* [Requirement]: Keep only the lines that hold the string "electronic", filtering out the rest of the entries below.

* [Data excerpts]:
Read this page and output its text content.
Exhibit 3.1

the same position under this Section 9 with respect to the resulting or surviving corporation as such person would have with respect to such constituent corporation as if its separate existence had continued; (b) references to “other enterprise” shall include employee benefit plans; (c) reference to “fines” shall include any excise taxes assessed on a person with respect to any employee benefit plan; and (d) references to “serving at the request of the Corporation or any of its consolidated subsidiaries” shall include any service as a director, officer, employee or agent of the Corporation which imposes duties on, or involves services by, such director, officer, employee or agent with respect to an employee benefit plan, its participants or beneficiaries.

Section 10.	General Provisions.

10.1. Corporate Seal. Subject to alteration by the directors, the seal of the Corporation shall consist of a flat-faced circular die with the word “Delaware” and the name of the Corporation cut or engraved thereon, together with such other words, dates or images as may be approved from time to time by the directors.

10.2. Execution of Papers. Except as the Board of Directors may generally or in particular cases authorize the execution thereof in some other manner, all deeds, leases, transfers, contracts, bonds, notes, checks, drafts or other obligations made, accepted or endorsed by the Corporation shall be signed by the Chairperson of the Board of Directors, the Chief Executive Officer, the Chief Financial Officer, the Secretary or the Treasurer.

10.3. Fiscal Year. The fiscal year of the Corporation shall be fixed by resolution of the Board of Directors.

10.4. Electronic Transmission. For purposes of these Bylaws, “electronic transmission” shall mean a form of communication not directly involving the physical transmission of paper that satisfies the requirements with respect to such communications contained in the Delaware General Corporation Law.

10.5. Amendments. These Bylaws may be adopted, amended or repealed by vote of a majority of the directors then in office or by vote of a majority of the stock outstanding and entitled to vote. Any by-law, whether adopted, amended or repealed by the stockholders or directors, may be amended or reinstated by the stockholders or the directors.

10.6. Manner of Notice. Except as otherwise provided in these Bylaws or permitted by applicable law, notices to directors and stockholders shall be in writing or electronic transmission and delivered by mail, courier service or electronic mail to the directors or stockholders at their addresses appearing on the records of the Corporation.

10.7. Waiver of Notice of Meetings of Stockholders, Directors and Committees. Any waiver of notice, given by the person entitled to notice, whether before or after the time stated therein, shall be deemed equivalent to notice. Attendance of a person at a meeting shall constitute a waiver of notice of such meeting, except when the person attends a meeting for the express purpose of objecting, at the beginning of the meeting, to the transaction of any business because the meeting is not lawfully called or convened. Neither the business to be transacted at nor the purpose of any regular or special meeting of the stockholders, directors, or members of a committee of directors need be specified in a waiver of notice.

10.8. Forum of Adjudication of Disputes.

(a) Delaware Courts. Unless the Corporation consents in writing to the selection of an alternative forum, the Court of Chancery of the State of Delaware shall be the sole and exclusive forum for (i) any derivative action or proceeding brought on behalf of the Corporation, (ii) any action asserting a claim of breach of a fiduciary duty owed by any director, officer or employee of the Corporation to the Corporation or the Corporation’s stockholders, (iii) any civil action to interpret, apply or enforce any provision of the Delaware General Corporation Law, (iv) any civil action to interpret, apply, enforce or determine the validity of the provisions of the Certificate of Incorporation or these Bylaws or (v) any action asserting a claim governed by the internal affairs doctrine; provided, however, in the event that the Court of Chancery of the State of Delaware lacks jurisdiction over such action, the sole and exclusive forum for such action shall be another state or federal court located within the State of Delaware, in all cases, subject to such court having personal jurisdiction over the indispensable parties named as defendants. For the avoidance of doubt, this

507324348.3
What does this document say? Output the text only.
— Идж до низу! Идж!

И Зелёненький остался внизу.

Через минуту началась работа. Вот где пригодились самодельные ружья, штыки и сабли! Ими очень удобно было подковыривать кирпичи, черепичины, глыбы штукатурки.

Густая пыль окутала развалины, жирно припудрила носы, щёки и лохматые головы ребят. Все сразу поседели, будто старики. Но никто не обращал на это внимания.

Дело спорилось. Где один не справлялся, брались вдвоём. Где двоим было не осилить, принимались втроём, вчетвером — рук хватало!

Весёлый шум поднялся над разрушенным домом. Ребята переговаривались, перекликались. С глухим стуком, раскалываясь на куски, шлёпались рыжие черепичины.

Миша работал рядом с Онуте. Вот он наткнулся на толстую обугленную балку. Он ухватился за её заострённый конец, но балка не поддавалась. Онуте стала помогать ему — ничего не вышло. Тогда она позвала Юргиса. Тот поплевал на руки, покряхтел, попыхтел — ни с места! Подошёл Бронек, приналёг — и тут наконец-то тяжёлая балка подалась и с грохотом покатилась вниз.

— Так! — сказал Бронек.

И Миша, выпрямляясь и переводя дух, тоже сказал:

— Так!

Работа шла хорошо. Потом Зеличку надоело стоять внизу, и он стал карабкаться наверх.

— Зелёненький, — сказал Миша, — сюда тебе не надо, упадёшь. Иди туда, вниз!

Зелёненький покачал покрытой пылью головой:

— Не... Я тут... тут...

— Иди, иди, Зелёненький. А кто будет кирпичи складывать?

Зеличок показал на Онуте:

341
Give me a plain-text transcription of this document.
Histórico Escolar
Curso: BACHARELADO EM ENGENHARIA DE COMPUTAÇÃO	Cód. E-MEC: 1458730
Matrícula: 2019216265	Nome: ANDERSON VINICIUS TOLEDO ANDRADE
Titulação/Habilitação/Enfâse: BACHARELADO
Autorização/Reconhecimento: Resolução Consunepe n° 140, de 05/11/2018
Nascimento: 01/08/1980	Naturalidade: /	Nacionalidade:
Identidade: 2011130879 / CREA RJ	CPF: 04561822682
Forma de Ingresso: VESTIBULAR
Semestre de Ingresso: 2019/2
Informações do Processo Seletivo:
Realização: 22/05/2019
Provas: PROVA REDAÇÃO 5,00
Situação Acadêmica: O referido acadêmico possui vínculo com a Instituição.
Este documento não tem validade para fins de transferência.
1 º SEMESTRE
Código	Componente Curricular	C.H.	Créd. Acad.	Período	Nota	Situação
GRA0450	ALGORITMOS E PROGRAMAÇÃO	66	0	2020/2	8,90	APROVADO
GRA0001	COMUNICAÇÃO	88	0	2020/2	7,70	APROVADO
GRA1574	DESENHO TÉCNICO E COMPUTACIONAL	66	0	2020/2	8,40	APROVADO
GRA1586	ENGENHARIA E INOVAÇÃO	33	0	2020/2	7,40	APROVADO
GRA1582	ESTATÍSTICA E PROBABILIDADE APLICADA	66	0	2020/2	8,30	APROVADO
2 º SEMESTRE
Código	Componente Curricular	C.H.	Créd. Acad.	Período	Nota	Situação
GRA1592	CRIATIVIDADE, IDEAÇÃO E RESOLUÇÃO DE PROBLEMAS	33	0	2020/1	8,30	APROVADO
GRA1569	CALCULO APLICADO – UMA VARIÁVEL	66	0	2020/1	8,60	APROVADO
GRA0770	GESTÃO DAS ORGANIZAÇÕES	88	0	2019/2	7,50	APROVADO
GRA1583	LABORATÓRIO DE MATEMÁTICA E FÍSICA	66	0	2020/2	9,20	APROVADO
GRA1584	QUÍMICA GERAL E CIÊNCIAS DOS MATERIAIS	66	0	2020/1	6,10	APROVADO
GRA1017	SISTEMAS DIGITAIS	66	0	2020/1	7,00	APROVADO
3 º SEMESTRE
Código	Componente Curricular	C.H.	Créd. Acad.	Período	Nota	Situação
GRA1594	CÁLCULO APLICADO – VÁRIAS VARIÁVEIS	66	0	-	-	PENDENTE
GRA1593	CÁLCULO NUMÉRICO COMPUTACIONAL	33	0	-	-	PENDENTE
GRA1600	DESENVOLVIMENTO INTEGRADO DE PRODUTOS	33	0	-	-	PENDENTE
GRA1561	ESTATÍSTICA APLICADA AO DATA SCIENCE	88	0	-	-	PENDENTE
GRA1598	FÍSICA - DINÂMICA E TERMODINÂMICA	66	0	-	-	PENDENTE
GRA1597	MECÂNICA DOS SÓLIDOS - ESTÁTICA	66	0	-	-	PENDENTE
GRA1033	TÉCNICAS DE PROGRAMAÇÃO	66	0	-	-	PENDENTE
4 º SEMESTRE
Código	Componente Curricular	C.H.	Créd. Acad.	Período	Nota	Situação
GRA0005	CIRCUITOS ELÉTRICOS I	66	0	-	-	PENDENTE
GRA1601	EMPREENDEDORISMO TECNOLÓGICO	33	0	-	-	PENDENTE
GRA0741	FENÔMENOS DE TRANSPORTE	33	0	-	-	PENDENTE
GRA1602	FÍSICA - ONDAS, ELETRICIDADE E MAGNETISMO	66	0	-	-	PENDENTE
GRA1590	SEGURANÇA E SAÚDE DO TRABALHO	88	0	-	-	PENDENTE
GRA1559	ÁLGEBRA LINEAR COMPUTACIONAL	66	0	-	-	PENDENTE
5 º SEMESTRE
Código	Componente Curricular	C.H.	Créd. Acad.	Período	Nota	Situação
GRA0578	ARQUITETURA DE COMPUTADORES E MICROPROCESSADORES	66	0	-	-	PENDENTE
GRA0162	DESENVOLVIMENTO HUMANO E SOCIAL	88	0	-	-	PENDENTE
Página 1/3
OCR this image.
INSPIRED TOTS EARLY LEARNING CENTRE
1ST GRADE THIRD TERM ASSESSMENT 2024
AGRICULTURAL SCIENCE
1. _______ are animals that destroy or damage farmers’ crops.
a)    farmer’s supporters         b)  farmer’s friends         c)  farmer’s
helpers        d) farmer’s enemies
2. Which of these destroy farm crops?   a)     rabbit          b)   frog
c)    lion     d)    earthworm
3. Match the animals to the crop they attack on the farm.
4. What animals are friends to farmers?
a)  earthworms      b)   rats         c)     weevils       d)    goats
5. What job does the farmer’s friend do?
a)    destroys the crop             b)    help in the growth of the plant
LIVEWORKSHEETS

* [Result for this exercise]:
10.4. Electronic Transmission. For purposes of these Bylaws, “electronic transmission” shall mean a form of communication not directly involving the physical transmission of paper that satisfies the requirements with respect to such communications contained in the Delaware General Corporation Law.
10.6. Manner of Notice. Except as otherwise provided in these Bylaws or permitted by applicable law, notices to directors and stockholders shall be in writing or electronic transmission and delivered by mail, courier service or electronic mail to the directors or stockholders at their addresses appearing on the records of the Corporation.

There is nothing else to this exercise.